>> Begin
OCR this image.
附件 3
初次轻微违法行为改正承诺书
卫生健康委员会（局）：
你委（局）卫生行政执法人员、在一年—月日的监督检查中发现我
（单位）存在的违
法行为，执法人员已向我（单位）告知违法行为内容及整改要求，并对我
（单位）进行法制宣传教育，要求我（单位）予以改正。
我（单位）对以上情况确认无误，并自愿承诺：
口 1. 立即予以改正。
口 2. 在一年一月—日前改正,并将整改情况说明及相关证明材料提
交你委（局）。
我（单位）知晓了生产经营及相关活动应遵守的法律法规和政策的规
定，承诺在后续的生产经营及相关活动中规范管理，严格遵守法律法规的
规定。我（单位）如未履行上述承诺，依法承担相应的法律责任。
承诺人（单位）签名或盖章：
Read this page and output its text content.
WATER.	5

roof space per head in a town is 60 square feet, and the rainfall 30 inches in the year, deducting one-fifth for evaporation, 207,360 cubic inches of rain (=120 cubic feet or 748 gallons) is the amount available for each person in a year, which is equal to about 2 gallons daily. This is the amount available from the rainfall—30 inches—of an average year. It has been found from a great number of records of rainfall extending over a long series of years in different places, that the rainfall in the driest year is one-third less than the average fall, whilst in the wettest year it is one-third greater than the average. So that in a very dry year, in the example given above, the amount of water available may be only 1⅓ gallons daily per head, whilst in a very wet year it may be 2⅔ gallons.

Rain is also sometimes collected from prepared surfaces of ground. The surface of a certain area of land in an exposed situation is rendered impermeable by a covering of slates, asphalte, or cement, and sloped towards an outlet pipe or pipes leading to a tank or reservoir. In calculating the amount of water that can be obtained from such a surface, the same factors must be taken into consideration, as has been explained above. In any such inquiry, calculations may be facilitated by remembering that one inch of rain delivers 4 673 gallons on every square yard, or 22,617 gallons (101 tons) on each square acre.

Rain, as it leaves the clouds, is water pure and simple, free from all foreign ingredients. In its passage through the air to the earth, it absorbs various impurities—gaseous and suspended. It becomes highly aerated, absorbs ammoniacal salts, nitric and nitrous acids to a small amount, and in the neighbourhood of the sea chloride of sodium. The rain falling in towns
>> End
▶ Exercise prompt:
From the listing above, extract all records word for word.

▶ Written answer:
OCR this image.
附件 3
初次轻微违法行为改正承诺书
卫生健康委员会（局）：
你委（局）卫生行政执法人员、在一年—月日的监督检查中发现我
（单位）存在的违
法行为，执法人员已向我（单位）告知违法行为内容及整改要求，并对我
（单位）进行法制宣传教育，要求我（单位）予以改正。
我（单位）对以上情况确认无误，并自愿承诺：
口 1. 立即予以改正。
口 2. 在一年一月—日前改正,并将整改情况说明及相关证明材料提
交你委（局）。
我（单位）知晓了生产经营及相关活动应遵守的法律法规和政策的规
定，承诺在后续的生产经营及相关活动中规范管理，严格遵守法律法规的
规定。我（单位）如未履行上述承诺，依法承担相应的法律责任。
承诺人（单位）签名或盖章：
Read this page and output its text content.
WATER.	5

roof space per head in a town is 60 square feet, and the rainfall 30 inches in the year, deducting one-fifth for evaporation, 207,360 cubic inches of rain (=120 cubic feet or 748 gallons) is the amount available for each person in a year, which is equal to about 2 gallons daily. This is the amount available from the rainfall—30 inches—of an average year. It has been found from a great number of records of rainfall extending over a long series of years in different places, that the rainfall in the driest year is one-third less than the average fall, whilst in the wettest year it is one-third greater than the average. So that in a very dry year, in the example given above, the amount of water available may be only 1⅓ gallons daily per head, whilst in a very wet year it may be 2⅔ gallons.

Rain is also sometimes collected from prepared surfaces of ground. The surface of a certain area of land in an exposed situation is rendered impermeable by a covering of slates, asphalte, or cement, and sloped towards an outlet pipe or pipes leading to a tank or reservoir. In calculating the amount of water that can be obtained from such a surface, the same factors must be taken into consideration, as has been explained above. In any such inquiry, calculations may be facilitated by remembering that one inch of rain delivers 4 673 gallons on every square yard, or 22,617 gallons (101 tons) on each square acre.

Rain, as it leaves the clouds, is water pure and simple, free from all foreign ingredients. In its passage through the air to the earth, it absorbs various impurities—gaseous and suspended. It becomes highly aerated, absorbs ammoniacal salts, nitric and nitrous acids to a small amount, and in the neighbourhood of the sea chloride of sodium. The rain falling in towns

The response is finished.